--- start Exercise materials ---

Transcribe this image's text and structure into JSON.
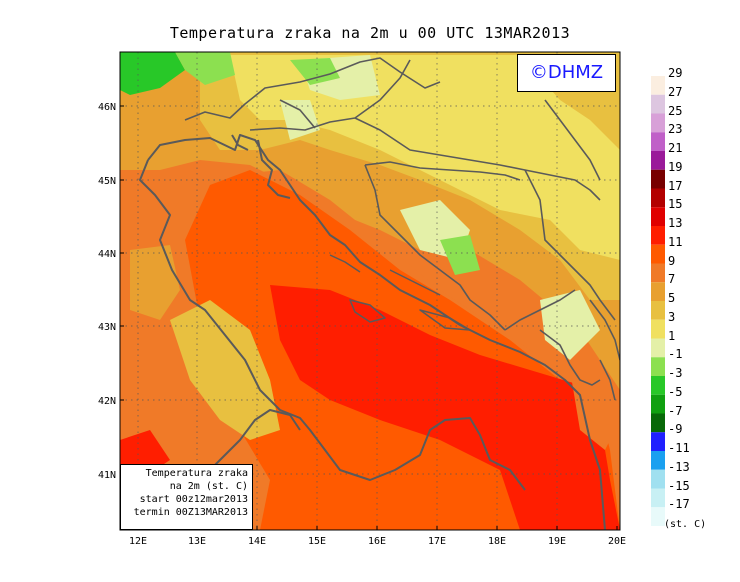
{
  "title": "Temperatura zraka na 2m u 00 UTC 13MAR2013",
  "logo": "©DHMZ",
  "info": {
    "line1": "Temperatura zraka",
    "line2": "na 2m (st. C)",
    "line3": "start 00z12mar2013",
    "line4": "termin 00Z13MAR2013"
  },
  "unit": "(st. C)",
  "lon_ticks": [
    "12E",
    "13E",
    "14E",
    "15E",
    "16E",
    "17E",
    "18E",
    "19E",
    "20E"
  ],
  "lat_ticks": [
    "46N",
    "45N",
    "44N",
    "43N",
    "42N",
    "41N"
  ],
  "legend": [
    {
      "label": "29",
      "color": "#fbeee0"
    },
    {
      "label": "27",
      "color": "#ddc6e0"
    },
    {
      "label": "25",
      "color": "#d8a0d8"
    },
    {
      "label": "23",
      "color": "#c060c8"
    },
    {
      "label": "21",
      "color": "#9a1a9a"
    },
    {
      "label": "19",
      "color": "#780000"
    },
    {
      "label": "17",
      "color": "#b30000"
    },
    {
      "label": "15",
      "color": "#e00000"
    },
    {
      "label": "13",
      "color": "#ff1e00"
    },
    {
      "label": "11",
      "color": "#ff5a00"
    },
    {
      "label": "9",
      "color": "#f07a28"
    },
    {
      "label": "7",
      "color": "#e8a030"
    },
    {
      "label": "5",
      "color": "#e8c040"
    },
    {
      "label": "3",
      "color": "#f0e060"
    },
    {
      "label": "1",
      "color": "#e4f0a8"
    },
    {
      "label": "-1",
      "color": "#8ce050"
    },
    {
      "label": "-3",
      "color": "#28c828"
    },
    {
      "label": "-5",
      "color": "#10a010"
    },
    {
      "label": "-7",
      "color": "#086808"
    },
    {
      "label": "-9",
      "color": "#2020ff"
    },
    {
      "label": "-11",
      "color": "#1aa0f0"
    },
    {
      "label": "-13",
      "color": "#a0e0f0"
    },
    {
      "label": "-15",
      "color": "#c8f0f4"
    },
    {
      "label": "-17",
      "color": "#e8fafa"
    }
  ]
}
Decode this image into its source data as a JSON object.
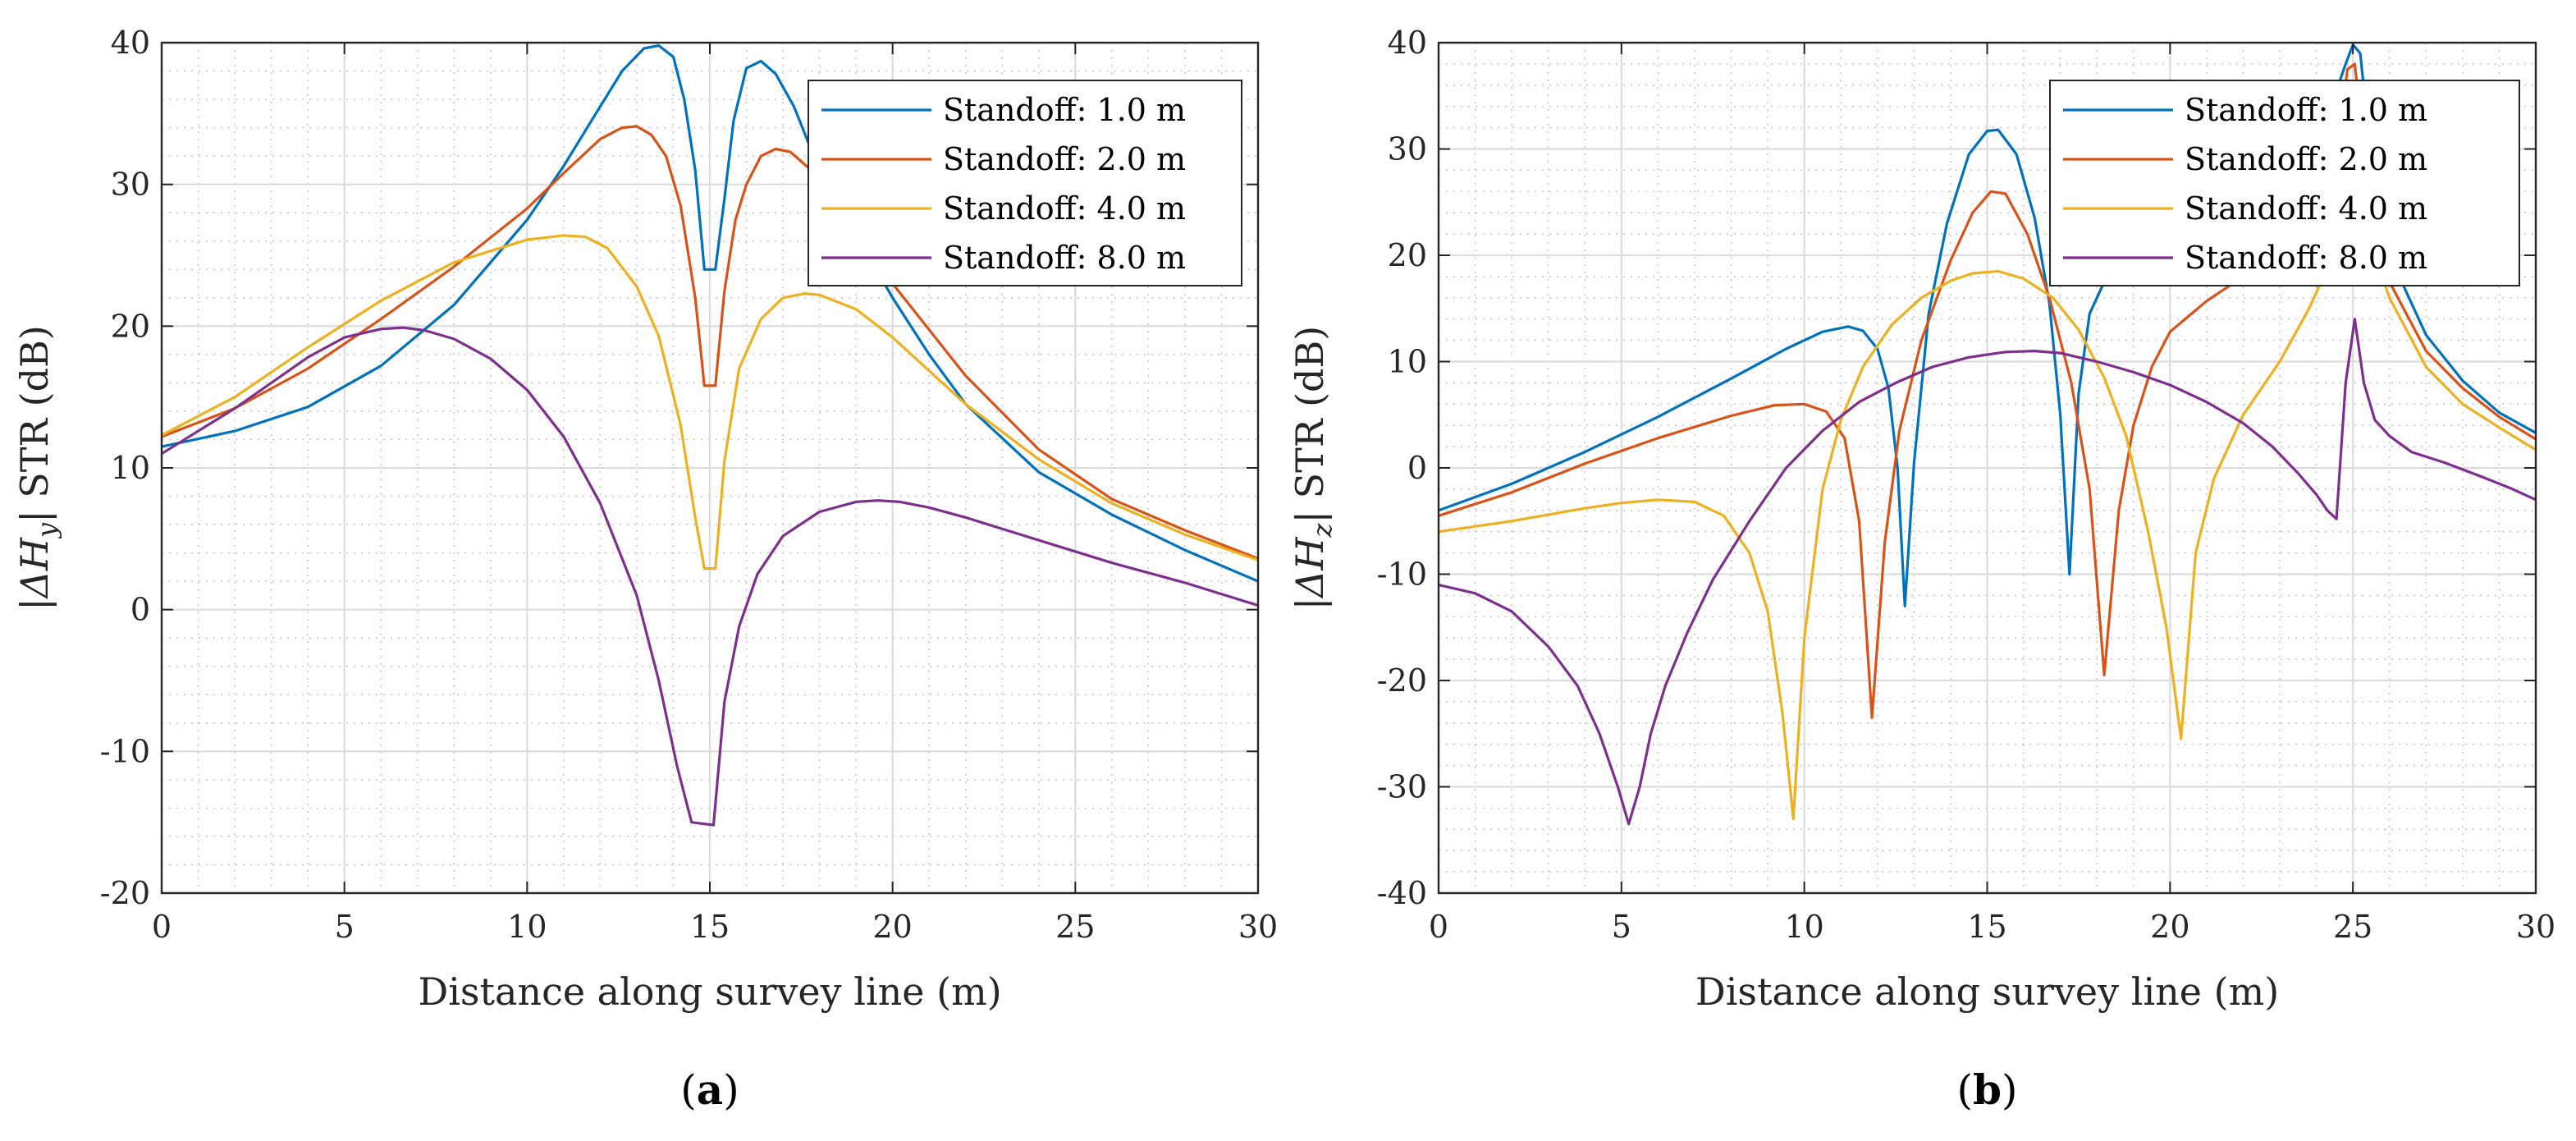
{
  "chart_data": [
    {
      "type": "line",
      "panel_label": "a",
      "xlabel": "Distance along survey line (m)",
      "ylabel_prefix": "|ΔH",
      "ylabel_sub": "y",
      "ylabel_suffix": "| STR (dB)",
      "xlim": [
        0,
        30
      ],
      "ylim": [
        -20,
        40
      ],
      "xticks": [
        0,
        5,
        10,
        15,
        20,
        25,
        30
      ],
      "yticks": [
        -20,
        -10,
        0,
        10,
        20,
        30,
        40
      ],
      "grid": true,
      "legend_position": "top-right",
      "series": [
        {
          "name": "Standoff:  1.0 m",
          "color": "#0072BD",
          "x": [
            0,
            2,
            4,
            6,
            8,
            10,
            11,
            12,
            12.6,
            13.2,
            13.6,
            14,
            14.3,
            14.6,
            14.85,
            15.15,
            15.4,
            15.65,
            16,
            16.4,
            16.8,
            17.3,
            18,
            19,
            20,
            21,
            22,
            24,
            26,
            28,
            30
          ],
          "y": [
            11.5,
            12.6,
            14.3,
            17.2,
            21.5,
            27.5,
            31.3,
            35.5,
            38,
            39.6,
            39.8,
            39,
            36,
            31,
            24,
            24,
            29,
            34.5,
            38.2,
            38.7,
            37.8,
            35.5,
            31,
            26.5,
            22,
            18,
            14.5,
            9.7,
            6.7,
            4.2,
            2
          ]
        },
        {
          "name": "Standoff:  2.0 m",
          "color": "#D95319",
          "x": [
            0,
            2,
            4,
            6,
            8,
            10,
            11,
            12,
            12.6,
            13,
            13.4,
            13.8,
            14.2,
            14.6,
            14.85,
            15.15,
            15.4,
            15.7,
            16,
            16.4,
            16.8,
            17.2,
            18,
            19,
            20,
            22,
            24,
            26,
            28,
            30
          ],
          "y": [
            12.2,
            14.2,
            17,
            20.5,
            24.2,
            28.3,
            30.8,
            33.2,
            34,
            34.1,
            33.5,
            32,
            28.5,
            22,
            15.8,
            15.8,
            22.5,
            27.5,
            30,
            32,
            32.5,
            32.3,
            30.5,
            27,
            23,
            16.5,
            11.3,
            7.8,
            5.6,
            3.6
          ]
        },
        {
          "name": "Standoff:  4.0 m",
          "color": "#EDB120",
          "x": [
            0,
            2,
            4,
            6,
            8,
            10,
            11,
            11.6,
            12.2,
            13,
            13.6,
            14.2,
            14.6,
            14.85,
            15.15,
            15.4,
            15.8,
            16.4,
            17,
            17.6,
            18,
            19,
            20,
            22,
            24,
            26,
            28,
            30
          ],
          "y": [
            12.3,
            15,
            18.5,
            21.8,
            24.5,
            26.1,
            26.4,
            26.3,
            25.5,
            22.8,
            19.3,
            13,
            6.5,
            2.9,
            2.9,
            10.5,
            17,
            20.5,
            22,
            22.3,
            22.2,
            21.2,
            19.2,
            14.5,
            10.6,
            7.5,
            5.3,
            3.5
          ]
        },
        {
          "name": "Standoff:  8.0 m",
          "color": "#7E2F8E",
          "x": [
            0,
            2,
            4,
            5,
            6,
            6.6,
            7.2,
            8,
            9,
            10,
            11,
            12,
            13,
            13.6,
            14.1,
            14.5,
            14.8,
            15.1,
            15.4,
            15.8,
            16.3,
            17,
            18,
            19,
            19.6,
            20.2,
            21,
            22,
            24,
            26,
            28,
            30
          ],
          "y": [
            11,
            14.2,
            17.8,
            19.2,
            19.8,
            19.9,
            19.7,
            19.1,
            17.7,
            15.5,
            12.2,
            7.5,
            1,
            -5,
            -11,
            -15,
            -15.1,
            -15.2,
            -6.5,
            -1.2,
            2.5,
            5.2,
            6.9,
            7.6,
            7.7,
            7.6,
            7.2,
            6.5,
            4.9,
            3.3,
            1.9,
            0.3
          ]
        }
      ]
    },
    {
      "type": "line",
      "panel_label": "b",
      "xlabel": "Distance along survey line (m)",
      "ylabel_prefix": "|ΔH",
      "ylabel_sub": "z",
      "ylabel_suffix": "| STR (dB)",
      "xlim": [
        0,
        30
      ],
      "ylim": [
        -40,
        40
      ],
      "xticks": [
        0,
        5,
        10,
        15,
        20,
        25,
        30
      ],
      "yticks": [
        -40,
        -30,
        -20,
        -10,
        0,
        10,
        20,
        30,
        40
      ],
      "grid": true,
      "legend_position": "top-right",
      "series": [
        {
          "name": "Standoff:  1.0 m",
          "color": "#0072BD",
          "x": [
            0,
            2,
            4,
            6,
            8,
            9.5,
            10.5,
            11.2,
            11.6,
            12,
            12.3,
            12.55,
            12.75,
            13,
            13.4,
            13.9,
            14.5,
            15,
            15.3,
            15.8,
            16.3,
            16.7,
            17,
            17.25,
            17.5,
            17.8,
            18.2,
            19,
            20,
            21,
            22,
            23,
            24,
            24.5,
            24.8,
            25,
            25.2,
            25.5,
            26,
            27,
            28,
            29,
            30
          ],
          "y": [
            -4,
            -1.5,
            1.5,
            4.8,
            8.4,
            11.2,
            12.8,
            13.3,
            12.9,
            11.2,
            7.5,
            0,
            -13,
            0.5,
            14.5,
            23,
            29.5,
            31.7,
            31.8,
            29.5,
            23.5,
            15.5,
            5,
            -10,
            7,
            14.5,
            17.5,
            20.2,
            22.5,
            24.5,
            26,
            28.5,
            31.5,
            35,
            38,
            39.8,
            39,
            29,
            20,
            12.5,
            8.2,
            5.2,
            3.3
          ]
        },
        {
          "name": "Standoff:  2.0 m",
          "color": "#D95319",
          "x": [
            0,
            2,
            4,
            6,
            8,
            9.2,
            10,
            10.6,
            11.1,
            11.5,
            11.85,
            12.2,
            12.6,
            13.2,
            14,
            14.6,
            15.1,
            15.5,
            16.1,
            16.7,
            17.3,
            17.8,
            18.2,
            18.6,
            19,
            19.5,
            20,
            21,
            22,
            23,
            24,
            24.5,
            24.85,
            25.05,
            25.3,
            25.6,
            26,
            27,
            28,
            29,
            30
          ],
          "y": [
            -4.5,
            -2.3,
            0.4,
            2.8,
            4.9,
            5.9,
            6,
            5.3,
            2.8,
            -5,
            -23.5,
            -7,
            3.5,
            12,
            19.5,
            24,
            26,
            25.8,
            22,
            16,
            8,
            -2,
            -19.5,
            -4,
            4,
            9.5,
            12.8,
            15.7,
            18,
            20,
            23.5,
            28,
            37.5,
            38,
            30,
            22,
            17.5,
            11,
            7.5,
            4.8,
            2.7
          ]
        },
        {
          "name": "Standoff:  4.0 m",
          "color": "#EDB120",
          "x": [
            0,
            2,
            4,
            5,
            6,
            7,
            7.8,
            8.5,
            9,
            9.4,
            9.7,
            10,
            10.5,
            11,
            11.6,
            12.4,
            13.2,
            14,
            14.6,
            15.3,
            16,
            16.8,
            17.5,
            18.2,
            18.8,
            19.4,
            19.9,
            20.3,
            20.7,
            21.2,
            22,
            23,
            23.8,
            24.4,
            24.8,
            25.2,
            25.6,
            26,
            27,
            28,
            29,
            30
          ],
          "y": [
            -6,
            -5,
            -3.8,
            -3.3,
            -3,
            -3.2,
            -4.5,
            -8,
            -13.5,
            -23,
            -33,
            -16,
            -2,
            4.5,
            9.5,
            13.5,
            16,
            17.6,
            18.3,
            18.5,
            17.8,
            16,
            13,
            8.5,
            3,
            -6,
            -15,
            -25.5,
            -8,
            -1,
            5,
            10,
            15,
            19.5,
            22,
            24,
            20,
            16,
            9.5,
            6,
            3.8,
            1.7
          ]
        },
        {
          "name": "Standoff:  8.0 m",
          "color": "#7E2F8E",
          "x": [
            0,
            1,
            2,
            3,
            3.8,
            4.4,
            4.9,
            5.2,
            5.5,
            5.8,
            6.2,
            6.8,
            7.5,
            8.5,
            9.5,
            10.5,
            11.5,
            12.5,
            13.5,
            14.5,
            15.5,
            16.3,
            17,
            18,
            19,
            20,
            21,
            22,
            22.8,
            23.5,
            24,
            24.3,
            24.55,
            24.8,
            25.05,
            25.3,
            25.6,
            26,
            26.6,
            27.5,
            28.5,
            29.3,
            30
          ],
          "y": [
            -11,
            -11.8,
            -13.5,
            -16.8,
            -20.5,
            -25,
            -30,
            -33.5,
            -30,
            -25,
            -20.5,
            -15.5,
            -10.5,
            -5,
            0,
            3.5,
            6.2,
            8,
            9.5,
            10.4,
            10.9,
            11,
            10.8,
            10,
            9,
            7.8,
            6.2,
            4.2,
            2,
            -0.5,
            -2.5,
            -4,
            -4.8,
            8,
            14,
            8,
            4.5,
            3,
            1.5,
            0.5,
            -0.8,
            -1.9,
            -3
          ]
        }
      ]
    }
  ]
}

--- end Exercise materials ---

__Exercise goal__. The lines to collect are those holding the string "JSON"; copy them all.

__Output below__.
Transcribe this image's text and structure into JSON.
Decode this image into its source data as a JSON object.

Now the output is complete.